» Records for this task:
---

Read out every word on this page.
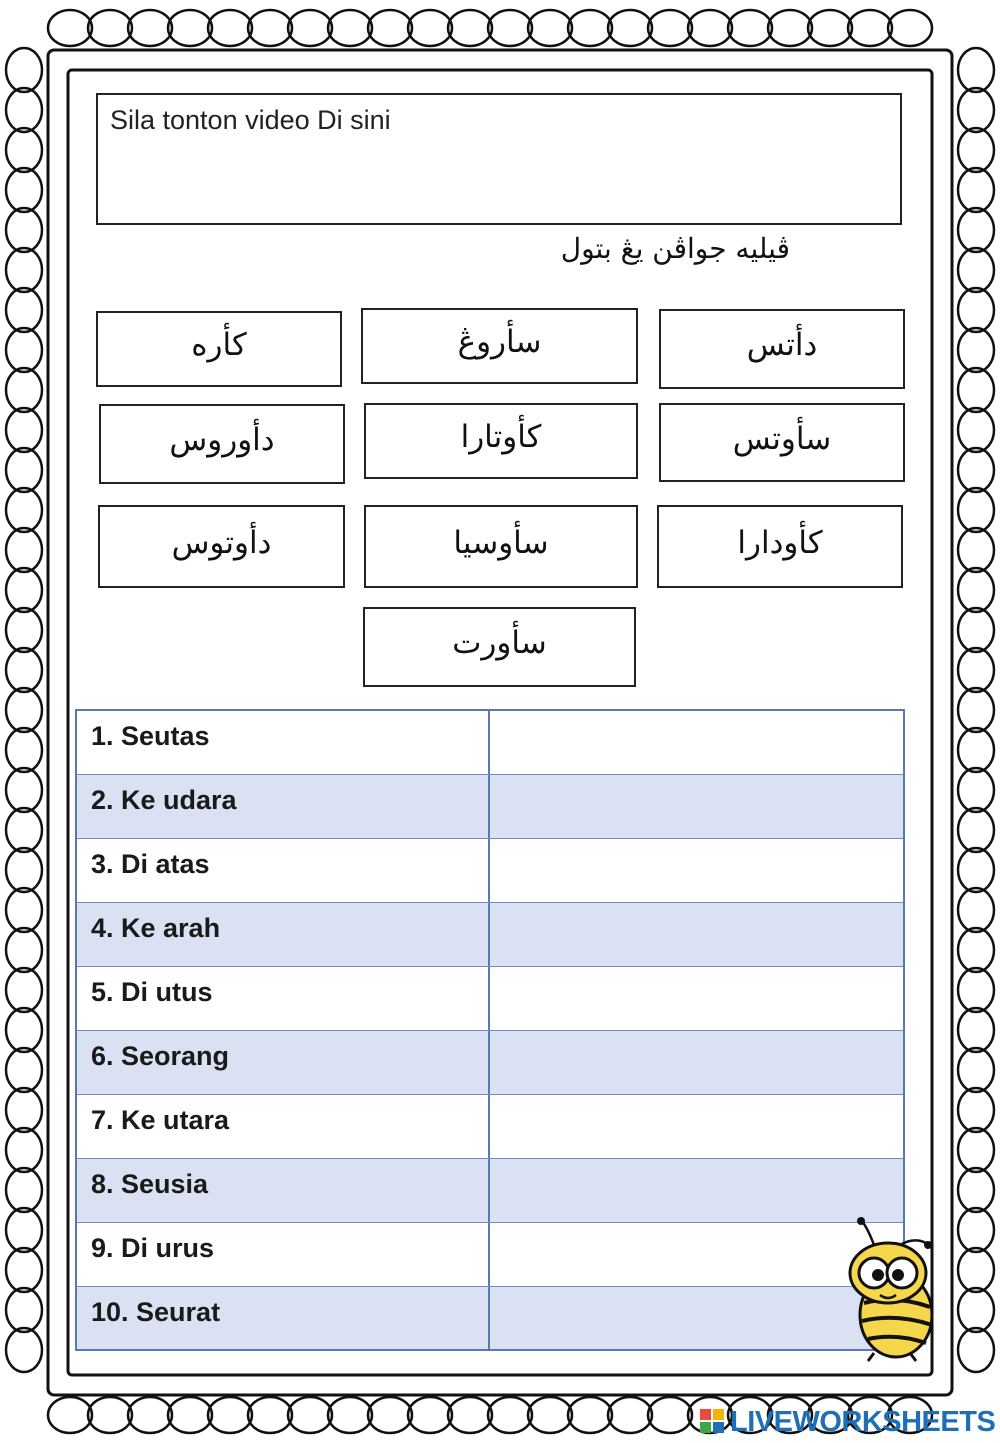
Sila tonton video Di sini
ڤيليه جواڤن يڠ بتول
كأره	سأروڠ	دأتس
دأوروس	كأوتارا	سأوتس
دأوتوس	سأوسيا	كأودارا
سأورت
1. Seutas
2. Ke udara
3. Di atas
4. Ke arah
5. Di utus
6. Seorang
7. Ke utara
8. Seusia
9. Di urus
10. Seurat
LIVEWORKSHEETS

---

» Problem: Copy every record above exactly, leaving out the pictures.

» Written solution:
Read out every word on this page.
Sila tonton video Di sini
ڤيليه جواڤن يڠ بتول
كأره	سأروڠ	دأتس
دأوروس	كأوتارا	سأوتس
دأوتوس	سأوسيا	كأودارا
سأورت
1. Seutas
2. Ke udara
3. Di atas
4. Ke arah
5. Di utus
6. Seorang
7. Ke utara
8. Seusia
9. Di urus
10. Seurat
LIVEWORKSHEETS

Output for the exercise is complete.